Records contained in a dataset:

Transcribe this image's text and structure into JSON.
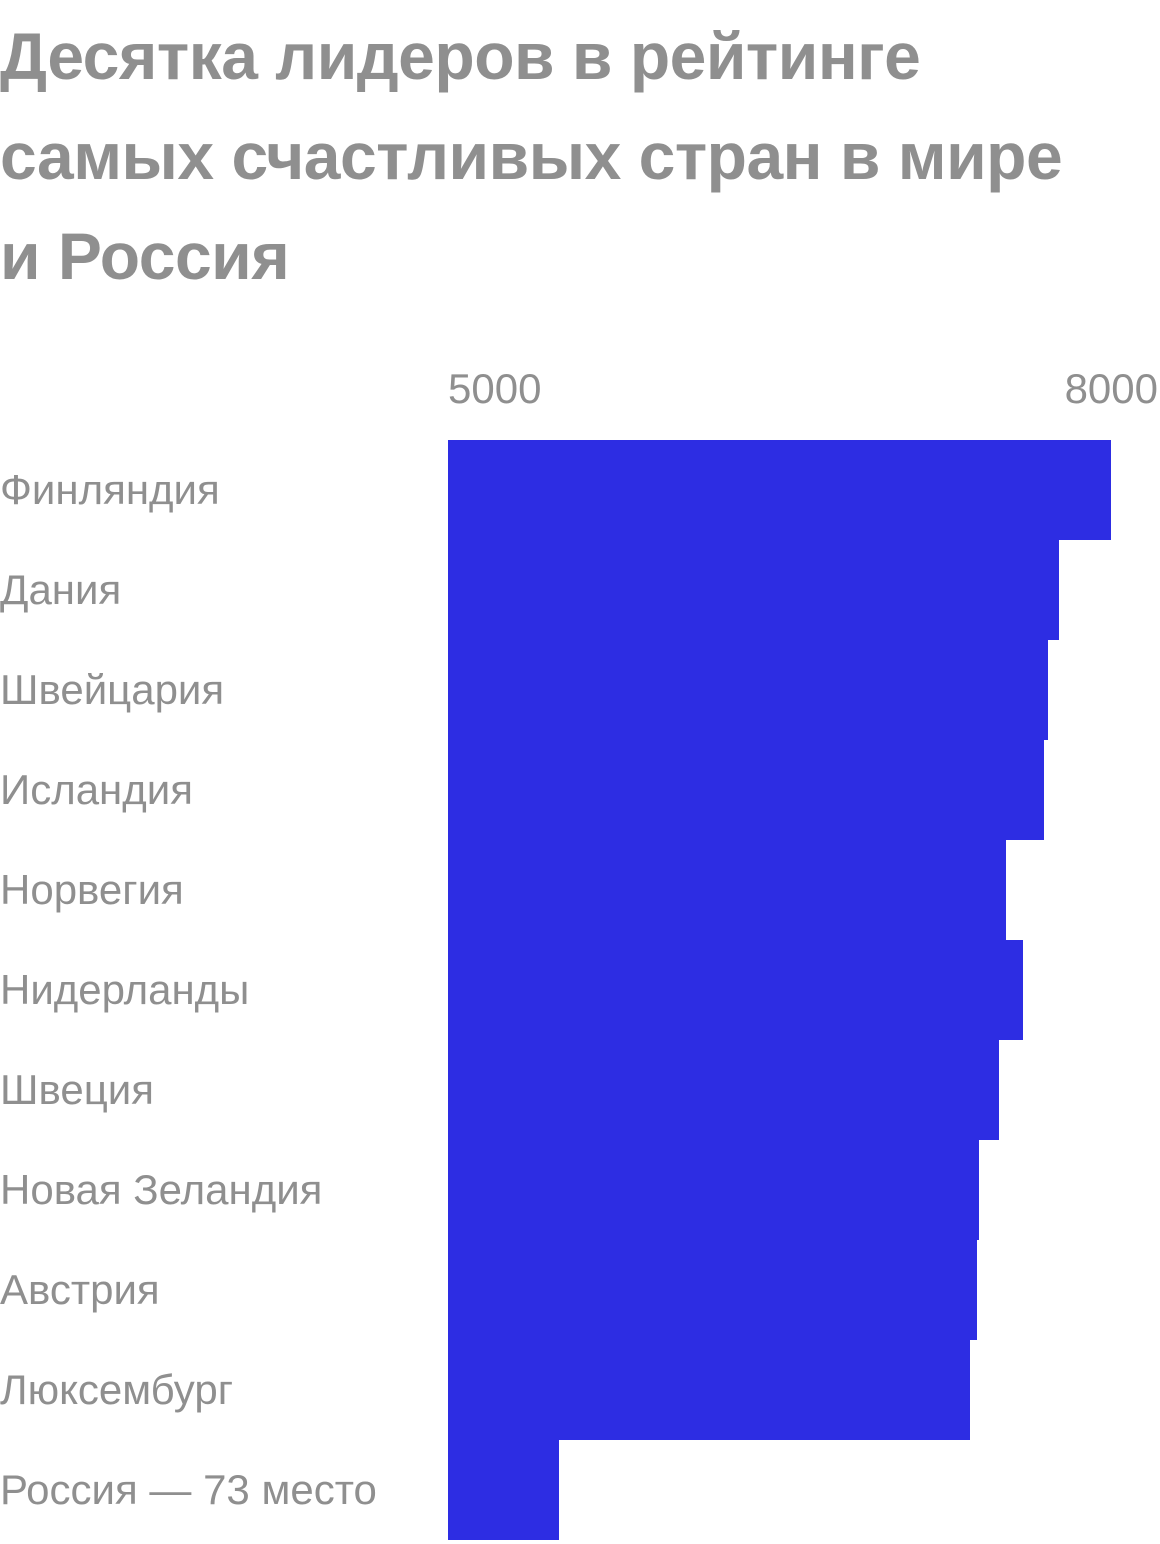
{
  "chart_data": {
    "type": "bar",
    "orientation": "horizontal",
    "title": "Десятка лидеров в рейтинге самых счастливых стран в мире и Россия",
    "title_lines": [
      "Десятка лидеров в рейтинге",
      "самых счастливых стран в мире",
      "и Россия"
    ],
    "xlim": [
      5000,
      8000
    ],
    "ticks": [
      {
        "value": 5000,
        "label": "5000"
      },
      {
        "value": 8000,
        "label": "8000"
      }
    ],
    "categories": [
      "Финляндия",
      "Дания",
      "Швейцария",
      "Исландия",
      "Норвегия",
      "Нидерланды",
      "Швеция",
      "Новая Зеландия",
      "Австрия",
      "Люксембург",
      "Россия — 73 место"
    ],
    "values": [
      7842,
      7620,
      7571,
      7554,
      7392,
      7464,
      7363,
      7277,
      7268,
      7238,
      5477
    ],
    "bar_color": "#2d2de3",
    "text_color": "#8f8f8f",
    "grid": false,
    "legend": "none"
  }
}
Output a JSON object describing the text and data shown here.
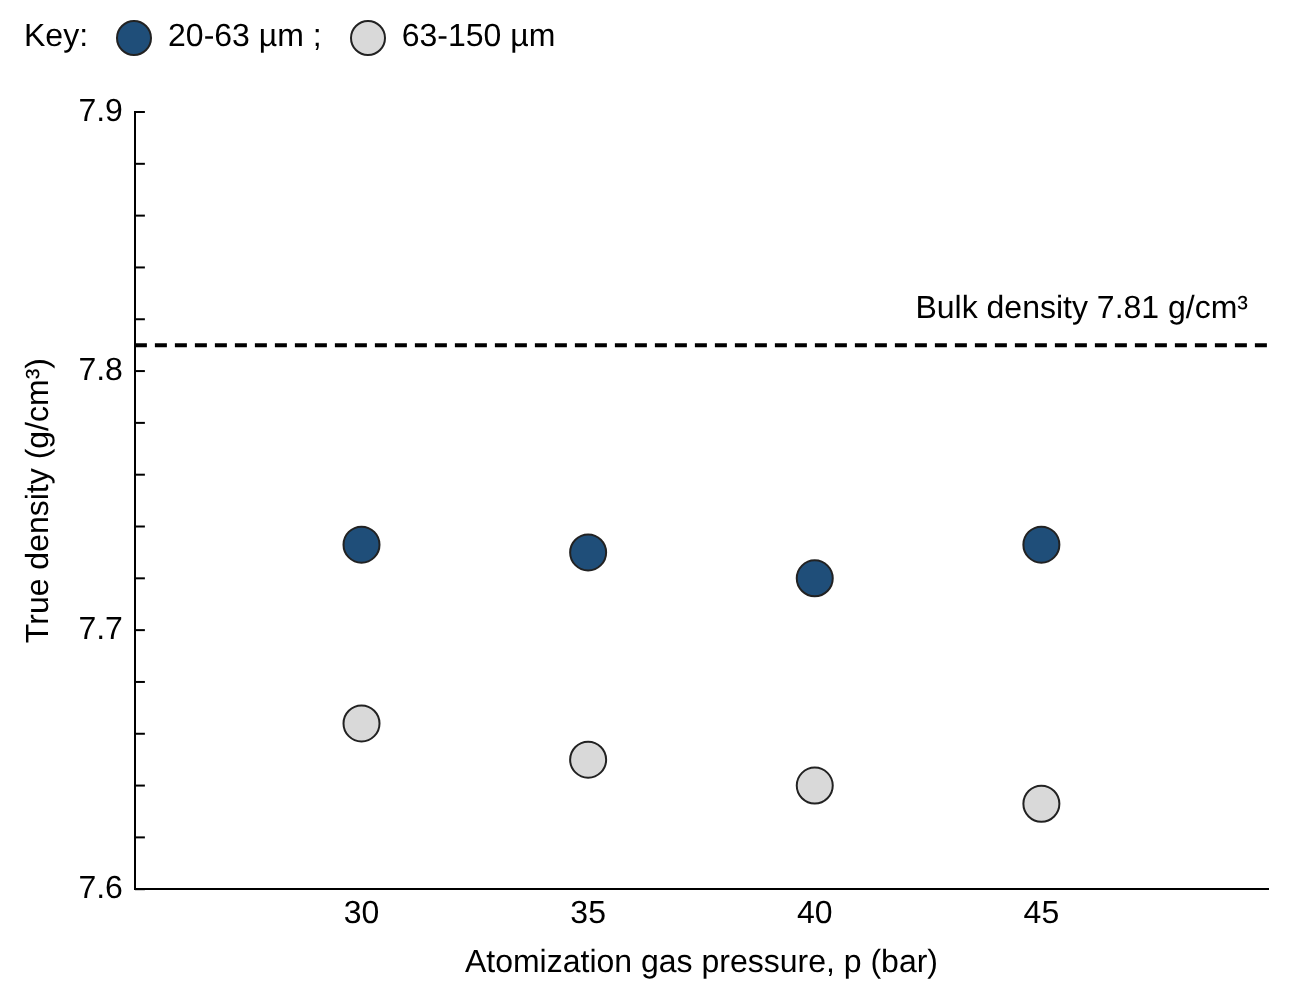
{
  "chart_data": {
    "type": "scatter",
    "xlabel": "Atomization gas pressure, p (bar)",
    "ylabel": "True density (g/cm³)",
    "legend_title": "Key:",
    "legend": "top left",
    "marker": "circle",
    "grid": false,
    "x": [
      30,
      35,
      40,
      45
    ],
    "series": [
      {
        "name": "20-63 µm ;",
        "color": "#1f4e79",
        "values": [
          7.733,
          7.73,
          7.72,
          7.733
        ]
      },
      {
        "name": "63-150 µm",
        "color": "#d9d9d9",
        "values": [
          7.664,
          7.65,
          7.64,
          7.633
        ]
      }
    ],
    "xlim": [
      25,
      50
    ],
    "xticks": [
      30,
      35,
      40,
      45
    ],
    "ylim": [
      7.6,
      7.9
    ],
    "yticks": [
      7.6,
      {
        "value": 7.62,
        "label": null
      },
      {
        "value": 7.64,
        "label": null
      },
      {
        "value": 7.66,
        "label": null
      },
      {
        "value": 7.68,
        "label": null
      },
      7.7,
      {
        "value": 7.72,
        "label": null
      },
      {
        "value": 7.74,
        "label": null
      },
      {
        "value": 7.76,
        "label": null
      },
      {
        "value": 7.78,
        "label": null
      },
      7.8,
      {
        "value": 7.82,
        "label": null
      },
      {
        "value": 7.84,
        "label": null
      },
      {
        "value": 7.86,
        "label": null
      },
      {
        "value": 7.88,
        "label": null
      },
      7.9
    ],
    "ref_lines": [
      {
        "axis": "y",
        "value": 7.81,
        "label": "Bulk density 7.81 g/cm³",
        "color": "#000000",
        "line_style": "dashed"
      }
    ]
  }
}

*TASK*
In the records above, find each line holding "самых" and copy it.

*RESULT OF THE EXERCISE*
    "title": "Десятка лидеров в рейтинге самых счастливых стран в мире и Россия",
      "самых счастливых стран в мире",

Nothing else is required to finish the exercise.